-- start DATA SUPPLIED --

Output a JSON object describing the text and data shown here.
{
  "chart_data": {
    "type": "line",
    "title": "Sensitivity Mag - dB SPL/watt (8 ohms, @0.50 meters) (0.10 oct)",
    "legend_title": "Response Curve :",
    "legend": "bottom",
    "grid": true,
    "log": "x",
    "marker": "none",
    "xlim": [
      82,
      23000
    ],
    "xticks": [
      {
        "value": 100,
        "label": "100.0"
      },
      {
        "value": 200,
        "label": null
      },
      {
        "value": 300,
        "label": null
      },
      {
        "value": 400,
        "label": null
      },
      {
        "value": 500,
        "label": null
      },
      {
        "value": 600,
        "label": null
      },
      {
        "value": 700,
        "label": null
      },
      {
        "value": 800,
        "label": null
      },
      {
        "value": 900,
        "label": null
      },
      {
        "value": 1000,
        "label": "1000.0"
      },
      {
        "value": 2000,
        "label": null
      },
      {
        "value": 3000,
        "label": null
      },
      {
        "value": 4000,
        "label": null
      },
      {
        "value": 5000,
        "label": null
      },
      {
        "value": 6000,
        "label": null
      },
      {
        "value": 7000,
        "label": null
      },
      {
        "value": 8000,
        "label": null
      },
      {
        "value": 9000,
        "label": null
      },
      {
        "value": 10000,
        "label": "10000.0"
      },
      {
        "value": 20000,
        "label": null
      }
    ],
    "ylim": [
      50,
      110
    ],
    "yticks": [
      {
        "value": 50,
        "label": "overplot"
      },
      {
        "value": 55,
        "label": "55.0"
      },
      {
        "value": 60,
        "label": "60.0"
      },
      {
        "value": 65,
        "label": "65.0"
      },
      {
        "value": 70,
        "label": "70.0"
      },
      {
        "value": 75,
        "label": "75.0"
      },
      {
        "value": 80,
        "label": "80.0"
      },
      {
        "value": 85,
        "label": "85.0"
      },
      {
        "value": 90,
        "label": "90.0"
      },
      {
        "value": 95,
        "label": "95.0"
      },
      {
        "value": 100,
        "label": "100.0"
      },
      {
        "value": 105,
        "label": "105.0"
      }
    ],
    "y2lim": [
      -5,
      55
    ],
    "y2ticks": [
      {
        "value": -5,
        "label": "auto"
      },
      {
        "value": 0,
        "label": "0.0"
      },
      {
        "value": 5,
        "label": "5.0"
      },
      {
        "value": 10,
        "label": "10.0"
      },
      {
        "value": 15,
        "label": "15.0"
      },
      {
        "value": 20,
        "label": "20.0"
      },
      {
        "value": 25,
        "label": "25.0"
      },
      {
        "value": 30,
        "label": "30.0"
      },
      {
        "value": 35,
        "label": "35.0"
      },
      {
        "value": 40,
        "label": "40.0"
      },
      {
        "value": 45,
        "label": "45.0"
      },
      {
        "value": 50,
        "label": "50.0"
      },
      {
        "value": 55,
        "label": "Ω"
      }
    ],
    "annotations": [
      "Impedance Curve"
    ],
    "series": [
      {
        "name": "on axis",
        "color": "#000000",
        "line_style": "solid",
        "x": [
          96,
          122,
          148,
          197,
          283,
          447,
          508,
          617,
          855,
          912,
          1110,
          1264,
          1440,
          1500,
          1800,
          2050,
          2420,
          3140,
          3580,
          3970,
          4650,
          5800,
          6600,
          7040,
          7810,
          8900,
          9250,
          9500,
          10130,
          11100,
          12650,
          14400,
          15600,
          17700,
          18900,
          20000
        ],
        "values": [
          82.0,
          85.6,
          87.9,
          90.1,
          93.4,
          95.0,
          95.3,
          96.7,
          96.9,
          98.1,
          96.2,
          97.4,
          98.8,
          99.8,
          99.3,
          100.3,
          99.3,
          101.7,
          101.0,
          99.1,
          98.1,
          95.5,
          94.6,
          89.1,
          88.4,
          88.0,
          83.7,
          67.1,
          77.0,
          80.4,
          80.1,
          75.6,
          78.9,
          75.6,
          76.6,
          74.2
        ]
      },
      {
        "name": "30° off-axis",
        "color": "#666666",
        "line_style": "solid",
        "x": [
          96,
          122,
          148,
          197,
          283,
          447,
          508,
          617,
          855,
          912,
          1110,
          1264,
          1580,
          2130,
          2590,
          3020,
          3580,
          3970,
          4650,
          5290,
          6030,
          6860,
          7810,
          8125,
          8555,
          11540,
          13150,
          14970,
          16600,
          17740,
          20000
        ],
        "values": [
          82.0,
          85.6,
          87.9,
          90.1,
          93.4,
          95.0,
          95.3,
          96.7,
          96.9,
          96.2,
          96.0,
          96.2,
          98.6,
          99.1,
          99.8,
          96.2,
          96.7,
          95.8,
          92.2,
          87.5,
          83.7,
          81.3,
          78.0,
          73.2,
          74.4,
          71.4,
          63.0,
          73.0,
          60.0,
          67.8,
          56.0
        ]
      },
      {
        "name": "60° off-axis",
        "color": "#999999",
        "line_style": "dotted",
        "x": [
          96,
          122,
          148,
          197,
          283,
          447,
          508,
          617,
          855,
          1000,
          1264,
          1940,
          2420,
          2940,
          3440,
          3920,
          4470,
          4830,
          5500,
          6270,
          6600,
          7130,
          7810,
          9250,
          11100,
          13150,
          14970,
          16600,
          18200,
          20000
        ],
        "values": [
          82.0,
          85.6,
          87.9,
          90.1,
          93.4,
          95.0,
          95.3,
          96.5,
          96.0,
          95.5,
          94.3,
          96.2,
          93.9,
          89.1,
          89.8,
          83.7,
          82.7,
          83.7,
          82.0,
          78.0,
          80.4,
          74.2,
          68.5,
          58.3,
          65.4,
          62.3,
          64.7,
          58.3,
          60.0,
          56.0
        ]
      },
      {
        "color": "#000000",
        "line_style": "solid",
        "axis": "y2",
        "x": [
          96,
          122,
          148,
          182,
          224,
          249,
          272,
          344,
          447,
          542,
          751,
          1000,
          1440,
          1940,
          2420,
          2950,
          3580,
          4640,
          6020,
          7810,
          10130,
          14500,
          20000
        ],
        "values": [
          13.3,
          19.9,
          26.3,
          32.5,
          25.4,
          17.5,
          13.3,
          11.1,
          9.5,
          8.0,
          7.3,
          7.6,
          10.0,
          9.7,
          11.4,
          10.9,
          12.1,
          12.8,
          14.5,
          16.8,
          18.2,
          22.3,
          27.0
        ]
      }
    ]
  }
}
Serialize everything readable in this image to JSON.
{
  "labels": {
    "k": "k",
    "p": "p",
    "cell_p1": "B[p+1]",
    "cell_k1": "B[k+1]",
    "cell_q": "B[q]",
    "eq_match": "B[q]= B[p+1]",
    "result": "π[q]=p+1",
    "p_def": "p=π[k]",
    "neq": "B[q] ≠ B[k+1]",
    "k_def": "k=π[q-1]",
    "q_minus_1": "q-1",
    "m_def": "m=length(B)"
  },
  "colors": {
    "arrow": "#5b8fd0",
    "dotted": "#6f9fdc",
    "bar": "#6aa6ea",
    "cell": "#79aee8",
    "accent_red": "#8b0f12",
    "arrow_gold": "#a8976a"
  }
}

-- end DATA SUPPLIED --

TASK REQUIREMENTS -
Go through the listing above and restate it word for word.

THE REPLY -
Output a JSON object describing the text and data shown here.
{
  "chart_data": {
    "type": "line",
    "title": "Sensitivity Mag - dB SPL/watt (8 ohms, @0.50 meters) (0.10 oct)",
    "legend_title": "Response Curve :",
    "legend": "bottom",
    "grid": true,
    "log": "x",
    "marker": "none",
    "xlim": [
      82,
      23000
    ],
    "xticks": [
      {
        "value": 100,
        "label": "100.0"
      },
      {
        "value": 200,
        "label": null
      },
      {
        "value": 300,
        "label": null
      },
      {
        "value": 400,
        "label": null
      },
      {
        "value": 500,
        "label": null
      },
      {
        "value": 600,
        "label": null
      },
      {
        "value": 700,
        "label": null
      },
      {
        "value": 800,
        "label": null
      },
      {
        "value": 900,
        "label": null
      },
      {
        "value": 1000,
        "label": "1000.0"
      },
      {
        "value": 2000,
        "label": null
      },
      {
        "value": 3000,
        "label": null
      },
      {
        "value": 4000,
        "label": null
      },
      {
        "value": 5000,
        "label": null
      },
      {
        "value": 6000,
        "label": null
      },
      {
        "value": 7000,
        "label": null
      },
      {
        "value": 8000,
        "label": null
      },
      {
        "value": 9000,
        "label": null
      },
      {
        "value": 10000,
        "label": "10000.0"
      },
      {
        "value": 20000,
        "label": null
      }
    ],
    "ylim": [
      50,
      110
    ],
    "yticks": [
      {
        "value": 50,
        "label": "overplot"
      },
      {
        "value": 55,
        "label": "55.0"
      },
      {
        "value": 60,
        "label": "60.0"
      },
      {
        "value": 65,
        "label": "65.0"
      },
      {
        "value": 70,
        "label": "70.0"
      },
      {
        "value": 75,
        "label": "75.0"
      },
      {
        "value": 80,
        "label": "80.0"
      },
      {
        "value": 85,
        "label": "85.0"
      },
      {
        "value": 90,
        "label": "90.0"
      },
      {
        "value": 95,
        "label": "95.0"
      },
      {
        "value": 100,
        "label": "100.0"
      },
      {
        "value": 105,
        "label": "105.0"
      }
    ],
    "y2lim": [
      -5,
      55
    ],
    "y2ticks": [
      {
        "value": -5,
        "label": "auto"
      },
      {
        "value": 0,
        "label": "0.0"
      },
      {
        "value": 5,
        "label": "5.0"
      },
      {
        "value": 10,
        "label": "10.0"
      },
      {
        "value": 15,
        "label": "15.0"
      },
      {
        "value": 20,
        "label": "20.0"
      },
      {
        "value": 25,
        "label": "25.0"
      },
      {
        "value": 30,
        "label": "30.0"
      },
      {
        "value": 35,
        "label": "35.0"
      },
      {
        "value": 40,
        "label": "40.0"
      },
      {
        "value": 45,
        "label": "45.0"
      },
      {
        "value": 50,
        "label": "50.0"
      },
      {
        "value": 55,
        "label": "Ω"
      }
    ],
    "annotations": [
      "Impedance Curve"
    ],
    "series": [
      {
        "name": "on axis",
        "color": "#000000",
        "line_style": "solid",
        "x": [
          96,
          122,
          148,
          197,
          283,
          447,
          508,
          617,
          855,
          912,
          1110,
          1264,
          1440,
          1500,
          1800,
          2050,
          2420,
          3140,
          3580,
          3970,
          4650,
          5800,
          6600,
          7040,
          7810,
          8900,
          9250,
          9500,
          10130,
          11100,
          12650,
          14400,
          15600,
          17700,
          18900,
          20000
        ],
        "values": [
          82.0,
          85.6,
          87.9,
          90.1,
          93.4,
          95.0,
          95.3,
          96.7,
          96.9,
          98.1,
          96.2,
          97.4,
          98.8,
          99.8,
          99.3,
          100.3,
          99.3,
          101.7,
          101.0,
          99.1,
          98.1,
          95.5,
          94.6,
          89.1,
          88.4,
          88.0,
          83.7,
          67.1,
          77.0,
          80.4,
          80.1,
          75.6,
          78.9,
          75.6,
          76.6,
          74.2
        ]
      },
      {
        "name": "30° off-axis",
        "color": "#666666",
        "line_style": "solid",
        "x": [
          96,
          122,
          148,
          197,
          283,
          447,
          508,
          617,
          855,
          912,
          1110,
          1264,
          1580,
          2130,
          2590,
          3020,
          3580,
          3970,
          4650,
          5290,
          6030,
          6860,
          7810,
          8125,
          8555,
          11540,
          13150,
          14970,
          16600,
          17740,
          20000
        ],
        "values": [
          82.0,
          85.6,
          87.9,
          90.1,
          93.4,
          95.0,
          95.3,
          96.7,
          96.9,
          96.2,
          96.0,
          96.2,
          98.6,
          99.1,
          99.8,
          96.2,
          96.7,
          95.8,
          92.2,
          87.5,
          83.7,
          81.3,
          78.0,
          73.2,
          74.4,
          71.4,
          63.0,
          73.0,
          60.0,
          67.8,
          56.0
        ]
      },
      {
        "name": "60° off-axis",
        "color": "#999999",
        "line_style": "dotted",
        "x": [
          96,
          122,
          148,
          197,
          283,
          447,
          508,
          617,
          855,
          1000,
          1264,
          1940,
          2420,
          2940,
          3440,
          3920,
          4470,
          4830,
          5500,
          6270,
          6600,
          7130,
          7810,
          9250,
          11100,
          13150,
          14970,
          16600,
          18200,
          20000
        ],
        "values": [
          82.0,
          85.6,
          87.9,
          90.1,
          93.4,
          95.0,
          95.3,
          96.5,
          96.0,
          95.5,
          94.3,
          96.2,
          93.9,
          89.1,
          89.8,
          83.7,
          82.7,
          83.7,
          82.0,
          78.0,
          80.4,
          74.2,
          68.5,
          58.3,
          65.4,
          62.3,
          64.7,
          58.3,
          60.0,
          56.0
        ]
      },
      {
        "color": "#000000",
        "line_style": "solid",
        "axis": "y2",
        "x": [
          96,
          122,
          148,
          182,
          224,
          249,
          272,
          344,
          447,
          542,
          751,
          1000,
          1440,
          1940,
          2420,
          2950,
          3580,
          4640,
          6020,
          7810,
          10130,
          14500,
          20000
        ],
        "values": [
          13.3,
          19.9,
          26.3,
          32.5,
          25.4,
          17.5,
          13.3,
          11.1,
          9.5,
          8.0,
          7.3,
          7.6,
          10.0,
          9.7,
          11.4,
          10.9,
          12.1,
          12.8,
          14.5,
          16.8,
          18.2,
          22.3,
          27.0
        ]
      }
    ]
  }
}
Serialize everything readable in this image to JSON.
{
  "labels": {
    "k": "k",
    "p": "p",
    "cell_p1": "B[p+1]",
    "cell_k1": "B[k+1]",
    "cell_q": "B[q]",
    "eq_match": "B[q]= B[p+1]",
    "result": "π[q]=p+1",
    "p_def": "p=π[k]",
    "neq": "B[q] ≠ B[k+1]",
    "k_def": "k=π[q-1]",
    "q_minus_1": "q-1",
    "m_def": "m=length(B)"
  },
  "colors": {
    "arrow": "#5b8fd0",
    "dotted": "#6f9fdc",
    "bar": "#6aa6ea",
    "cell": "#79aee8",
    "accent_red": "#8b0f12",
    "arrow_gold": "#a8976a"
  }
}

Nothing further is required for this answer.